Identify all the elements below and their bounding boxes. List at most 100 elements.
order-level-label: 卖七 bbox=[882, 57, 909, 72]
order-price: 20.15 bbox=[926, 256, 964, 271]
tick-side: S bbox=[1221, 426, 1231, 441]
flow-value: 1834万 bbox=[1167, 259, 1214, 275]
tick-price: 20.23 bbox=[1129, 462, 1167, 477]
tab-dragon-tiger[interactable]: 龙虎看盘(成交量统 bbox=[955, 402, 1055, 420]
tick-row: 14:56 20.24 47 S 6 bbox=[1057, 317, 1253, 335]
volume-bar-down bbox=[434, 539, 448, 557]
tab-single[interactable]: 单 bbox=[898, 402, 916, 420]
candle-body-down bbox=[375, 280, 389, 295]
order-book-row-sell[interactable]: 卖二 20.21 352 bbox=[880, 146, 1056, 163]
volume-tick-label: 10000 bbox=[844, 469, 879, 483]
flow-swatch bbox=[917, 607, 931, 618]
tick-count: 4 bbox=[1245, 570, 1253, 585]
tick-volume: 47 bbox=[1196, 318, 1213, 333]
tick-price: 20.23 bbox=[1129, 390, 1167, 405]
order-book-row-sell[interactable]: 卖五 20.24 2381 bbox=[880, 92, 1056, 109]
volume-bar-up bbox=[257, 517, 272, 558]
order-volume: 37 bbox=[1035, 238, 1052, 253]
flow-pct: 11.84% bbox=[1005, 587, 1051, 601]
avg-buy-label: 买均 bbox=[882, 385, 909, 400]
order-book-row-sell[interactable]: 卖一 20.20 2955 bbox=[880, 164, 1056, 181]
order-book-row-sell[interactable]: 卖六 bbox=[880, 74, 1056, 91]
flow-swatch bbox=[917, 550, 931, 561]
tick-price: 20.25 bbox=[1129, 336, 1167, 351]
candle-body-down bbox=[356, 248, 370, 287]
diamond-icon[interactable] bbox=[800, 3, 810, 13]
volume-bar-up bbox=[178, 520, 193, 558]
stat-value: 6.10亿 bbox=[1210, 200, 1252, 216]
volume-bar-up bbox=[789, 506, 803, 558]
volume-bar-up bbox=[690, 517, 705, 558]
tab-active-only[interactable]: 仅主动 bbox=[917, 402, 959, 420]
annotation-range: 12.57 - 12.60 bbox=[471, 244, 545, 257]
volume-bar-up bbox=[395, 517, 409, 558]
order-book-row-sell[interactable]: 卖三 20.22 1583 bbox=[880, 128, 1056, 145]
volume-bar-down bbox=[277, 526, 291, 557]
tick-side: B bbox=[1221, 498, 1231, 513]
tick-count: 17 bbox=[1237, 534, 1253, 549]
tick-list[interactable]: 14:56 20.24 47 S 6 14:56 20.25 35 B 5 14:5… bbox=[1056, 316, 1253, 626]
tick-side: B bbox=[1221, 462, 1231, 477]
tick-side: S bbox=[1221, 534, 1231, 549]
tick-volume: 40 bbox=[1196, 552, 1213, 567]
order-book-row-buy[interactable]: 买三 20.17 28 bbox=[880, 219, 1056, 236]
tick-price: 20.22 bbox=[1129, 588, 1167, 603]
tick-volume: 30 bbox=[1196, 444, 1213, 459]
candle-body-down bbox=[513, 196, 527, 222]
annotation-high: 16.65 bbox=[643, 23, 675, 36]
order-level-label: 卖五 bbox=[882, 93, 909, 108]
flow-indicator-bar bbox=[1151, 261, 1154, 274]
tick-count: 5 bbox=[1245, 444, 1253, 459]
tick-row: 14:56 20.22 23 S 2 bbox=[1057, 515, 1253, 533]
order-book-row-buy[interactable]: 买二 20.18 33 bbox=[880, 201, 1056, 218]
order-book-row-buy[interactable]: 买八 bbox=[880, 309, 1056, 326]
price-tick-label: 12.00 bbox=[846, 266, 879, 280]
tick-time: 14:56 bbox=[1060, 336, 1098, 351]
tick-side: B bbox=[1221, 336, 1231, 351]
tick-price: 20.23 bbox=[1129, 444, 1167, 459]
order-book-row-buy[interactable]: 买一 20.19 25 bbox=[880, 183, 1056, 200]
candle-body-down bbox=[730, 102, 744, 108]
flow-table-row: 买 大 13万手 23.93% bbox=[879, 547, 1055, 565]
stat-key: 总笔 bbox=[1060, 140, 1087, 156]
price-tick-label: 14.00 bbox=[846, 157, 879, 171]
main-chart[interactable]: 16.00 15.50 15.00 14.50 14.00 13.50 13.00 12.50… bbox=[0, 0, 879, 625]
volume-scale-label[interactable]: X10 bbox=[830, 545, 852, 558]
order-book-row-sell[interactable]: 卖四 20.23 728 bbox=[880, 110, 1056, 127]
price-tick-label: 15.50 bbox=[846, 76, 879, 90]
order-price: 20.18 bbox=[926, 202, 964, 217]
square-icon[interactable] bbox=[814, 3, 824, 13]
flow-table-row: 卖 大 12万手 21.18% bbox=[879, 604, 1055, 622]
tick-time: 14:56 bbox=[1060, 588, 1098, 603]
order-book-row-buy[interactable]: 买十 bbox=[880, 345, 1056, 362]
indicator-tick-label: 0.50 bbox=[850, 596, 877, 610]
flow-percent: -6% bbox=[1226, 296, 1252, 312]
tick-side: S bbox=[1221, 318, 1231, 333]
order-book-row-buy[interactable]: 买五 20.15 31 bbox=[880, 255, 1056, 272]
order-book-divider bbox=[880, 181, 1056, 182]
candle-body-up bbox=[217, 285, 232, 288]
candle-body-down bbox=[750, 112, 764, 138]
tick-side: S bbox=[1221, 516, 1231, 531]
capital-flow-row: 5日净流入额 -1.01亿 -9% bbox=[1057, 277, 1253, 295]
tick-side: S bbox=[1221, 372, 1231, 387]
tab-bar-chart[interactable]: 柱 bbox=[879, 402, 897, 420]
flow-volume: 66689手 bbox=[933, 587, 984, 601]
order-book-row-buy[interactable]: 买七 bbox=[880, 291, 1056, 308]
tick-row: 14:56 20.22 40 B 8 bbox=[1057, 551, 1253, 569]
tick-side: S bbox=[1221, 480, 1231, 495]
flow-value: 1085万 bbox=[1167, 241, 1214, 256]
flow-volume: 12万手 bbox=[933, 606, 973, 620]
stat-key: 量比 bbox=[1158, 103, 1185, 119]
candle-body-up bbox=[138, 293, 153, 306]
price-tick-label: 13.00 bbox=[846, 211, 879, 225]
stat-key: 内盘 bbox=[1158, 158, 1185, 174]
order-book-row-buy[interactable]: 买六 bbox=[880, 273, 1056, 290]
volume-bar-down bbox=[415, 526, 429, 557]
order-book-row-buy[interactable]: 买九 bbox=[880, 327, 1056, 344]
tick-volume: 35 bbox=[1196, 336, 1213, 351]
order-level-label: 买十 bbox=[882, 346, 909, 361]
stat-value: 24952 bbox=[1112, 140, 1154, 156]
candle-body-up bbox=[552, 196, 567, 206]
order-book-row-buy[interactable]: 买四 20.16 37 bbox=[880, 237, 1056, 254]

+--

■ REQUIRED WORK ■
Format every line of the records above as a Markdown table with the columns Row and Line, numbering the lines in order and omitting any blank lines.

■ SOLUTION ■
| Row | Line |
|---|---|
| 1 | Identify all the elements below and their bounding boxes. List at most 100 elements. |
| 2 | order-level-label: 卖七 bbox=[882, 57, 909, 72] |
| 3 | order-price: 20.15 bbox=[926, 256, 964, 271] |
| 4 | tick-side: S bbox=[1221, 426, 1231, 441] |
| 5 | flow-value: 1834万 bbox=[1167, 259, 1214, 275] |
| 6 | tick-price: 20.23 bbox=[1129, 462, 1167, 477] |
| 7 | tab-dragon-tiger[interactable]: 龙虎看盘(成交量统 bbox=[955, 402, 1055, 420] |
| 8 | tick-row: 14:56 20.24 47 S 6 bbox=[1057, 317, 1253, 335] |
| 9 | volume-bar-down bbox=[434, 539, 448, 557] |
| 10 | tab-single[interactable]: 单 bbox=[898, 402, 916, 420] |
| 11 | candle-body-down bbox=[375, 280, 389, 295] |
| 12 | order-book-row-sell[interactable]: 卖二 20.21 352 bbox=[880, 146, 1056, 163] |
| 13 | volume-tick-label: 10000 bbox=[844, 469, 879, 483] |
| 14 | flow-swatch bbox=[917, 607, 931, 618] |
| 15 | tick-count: 4 bbox=[1245, 570, 1253, 585] |
| 16 | tick-volume: 47 bbox=[1196, 318, 1213, 333] |
| 17 | tick-price: 20.23 bbox=[1129, 390, 1167, 405] |
| 18 | order-book-row-sell[interactable]: 卖五 20.24 2381 bbox=[880, 92, 1056, 109] |
| 19 | volume-bar-up bbox=[257, 517, 272, 558] |
| 20 | order-volume: 37 bbox=[1035, 238, 1052, 253] |
| 21 | flow-pct: 11.84% bbox=[1005, 587, 1051, 601] |
| 22 | avg-buy-label: 买均 bbox=[882, 385, 909, 400] |
| 23 | order-book-row-sell[interactable]: 卖一 20.20 2955 bbox=[880, 164, 1056, 181] |
| 24 | order-book-row-sell[interactable]: 卖六 bbox=[880, 74, 1056, 91] |
| 25 | flow-swatch bbox=[917, 550, 931, 561] |
| 26 | tick-price: 20.25 bbox=[1129, 336, 1167, 351] |
| 27 | candle-body-down bbox=[356, 248, 370, 287] |
| 28 | diamond-icon[interactable] bbox=[800, 3, 810, 13] |
| 29 | volume-bar-up bbox=[178, 520, 193, 558] |
| 30 | stat-value: 6.10亿 bbox=[1210, 200, 1252, 216] |
| 31 | volume-bar-up bbox=[789, 506, 803, 558] |
| 32 | volume-bar-up bbox=[690, 517, 705, 558] |
| 33 | tab-active-only[interactable]: 仅主动 bbox=[917, 402, 959, 420] |
| 34 | annotation-range: 12.57 - 12.60 bbox=[471, 244, 545, 257] |
| 35 | volume-bar-up bbox=[395, 517, 409, 558] |
| 36 | order-book-row-sell[interactable]: 卖三 20.22 1583 bbox=[880, 128, 1056, 145] |
| 37 | volume-bar-down bbox=[277, 526, 291, 557] |
| 38 | tick-side: B bbox=[1221, 498, 1231, 513] |
| 39 | tick-count: 17 bbox=[1237, 534, 1253, 549] |
| 40 | tick-list[interactable]: 14:56 20.24 47 S 6 14:56 20.25 35 B 5 14:5… bbox=[1056, 316, 1253, 626] |
| 41 | tick-side: B bbox=[1221, 462, 1231, 477] |
| 42 | tick-side: S bbox=[1221, 534, 1231, 549] |
| 43 | tick-volume: 40 bbox=[1196, 552, 1213, 567] |
| 44 | order-book-row-buy[interactable]: 买三 20.17 28 bbox=[880, 219, 1056, 236] |
| 45 | tick-price: 20.22 bbox=[1129, 588, 1167, 603] |
| 46 | tick-volume: 30 bbox=[1196, 444, 1213, 459] |
| 47 | candle-body-down bbox=[513, 196, 527, 222] |
| 48 | annotation-high: 16.65 bbox=[643, 23, 675, 36] |
| 49 | order-level-label: 卖五 bbox=[882, 93, 909, 108] |
| 50 | flow-indicator-bar bbox=[1151, 261, 1154, 274] |
| 51 | tick-count: 5 bbox=[1245, 444, 1253, 459] |
| 52 | tick-row: 14:56 20.22 23 S 2 bbox=[1057, 515, 1253, 533] |
| 53 | order-book-row-buy[interactable]: 买二 20.18 33 bbox=[880, 201, 1056, 218] |
| 54 | order-book-row-buy[interactable]: 买八 bbox=[880, 309, 1056, 326] |
| 55 | price-tick-label: 12.00 bbox=[846, 266, 879, 280] |
| 56 | tick-time: 14:56 bbox=[1060, 336, 1098, 351] |
| 57 | tick-side: B bbox=[1221, 336, 1231, 351] |
| 58 | tick-price: 20.23 bbox=[1129, 444, 1167, 459] |
| 59 | order-book-row-buy[interactable]: 买一 20.19 25 bbox=[880, 183, 1056, 200] |
| 60 | candle-body-down bbox=[730, 102, 744, 108] |
| 61 | flow-table-row: 买 大 13万手 23.93% bbox=[879, 547, 1055, 565] |
| 62 | stat-key: 总笔 bbox=[1060, 140, 1087, 156] |
| 63 | price-tick-label: 14.00 bbox=[846, 157, 879, 171] |
| 64 | main-chart[interactable]: 16.00 15.50 15.00 14.50 14.00 13.50 13.00 12.50… bbox=[0, 0, 879, 625] |
| 65 | volume-scale-label[interactable]: X10 bbox=[830, 545, 852, 558] |
| 66 | order-book-row-sell[interactable]: 卖四 20.23 728 bbox=[880, 110, 1056, 127] |
| 67 | price-tick-label: 15.50 bbox=[846, 76, 879, 90] |
| 68 | order-price: 20.18 bbox=[926, 202, 964, 217] |
| 69 | square-icon[interactable] bbox=[814, 3, 824, 13] |
| 70 | flow-table-row: 卖 大 12万手 21.18% bbox=[879, 604, 1055, 622] |
| 71 | tick-time: 14:56 bbox=[1060, 588, 1098, 603] |
| 72 | order-book-row-buy[interactable]: 买十 bbox=[880, 345, 1056, 362] |
| 73 | indicator-tick-label: 0.50 bbox=[850, 596, 877, 610] |
| 74 | flow-percent: -6% bbox=[1226, 296, 1252, 312] |
| 75 | tick-side: S bbox=[1221, 318, 1231, 333] |
| 76 | order-book-row-buy[interactable]: 买五 20.15 31 bbox=[880, 255, 1056, 272] |
| 77 | order-book-divider bbox=[880, 181, 1056, 182] |
| 78 | candle-body-up bbox=[217, 285, 232, 288] |
| 79 | candle-body-down bbox=[750, 112, 764, 138] |
| 80 | tick-side: S bbox=[1221, 516, 1231, 531] |
| 81 | capital-flow-row: 5日净流入额 -1.01亿 -9% bbox=[1057, 277, 1253, 295] |
| 82 | tick-side: S bbox=[1221, 372, 1231, 387] |
| 83 | tab-bar-chart[interactable]: 柱 bbox=[879, 402, 897, 420] |
| 84 | flow-volume: 66689手 bbox=[933, 587, 984, 601] |
| 85 | order-book-row-buy[interactable]: 买七 bbox=[880, 291, 1056, 308] |
| 86 | tick-row: 14:56 20.22 40 B 8 bbox=[1057, 551, 1253, 569] |
| 87 | tick-side: S bbox=[1221, 480, 1231, 495] |
| 88 | flow-value: 1085万 bbox=[1167, 241, 1214, 256] |
| 89 | flow-volume: 12万手 bbox=[933, 606, 973, 620] |
| 90 | stat-key: 量比 bbox=[1158, 103, 1185, 119] |
| 91 | candle-body-up bbox=[138, 293, 153, 306] |
| 92 | price-tick-label: 13.00 bbox=[846, 211, 879, 225] |
| 93 | stat-key: 内盘 bbox=[1158, 158, 1185, 174] |
| 94 | order-book-row-buy[interactable]: 买六 bbox=[880, 273, 1056, 290] |
| 95 | volume-bar-down bbox=[415, 526, 429, 557] |
| 96 | order-book-row-buy[interactable]: 买九 bbox=[880, 327, 1056, 344] |
| 97 | tick-volume: 35 bbox=[1196, 336, 1213, 351] |
| 98 | order-level-label: 买十 bbox=[882, 346, 909, 361] |
| 99 | stat-value: 24952 bbox=[1112, 140, 1154, 156] |
| 100 | candle-body-up bbox=[552, 196, 567, 206] |
| 101 | order-book-row-buy[interactable]: 买四 20.16 37 bbox=[880, 237, 1056, 254] |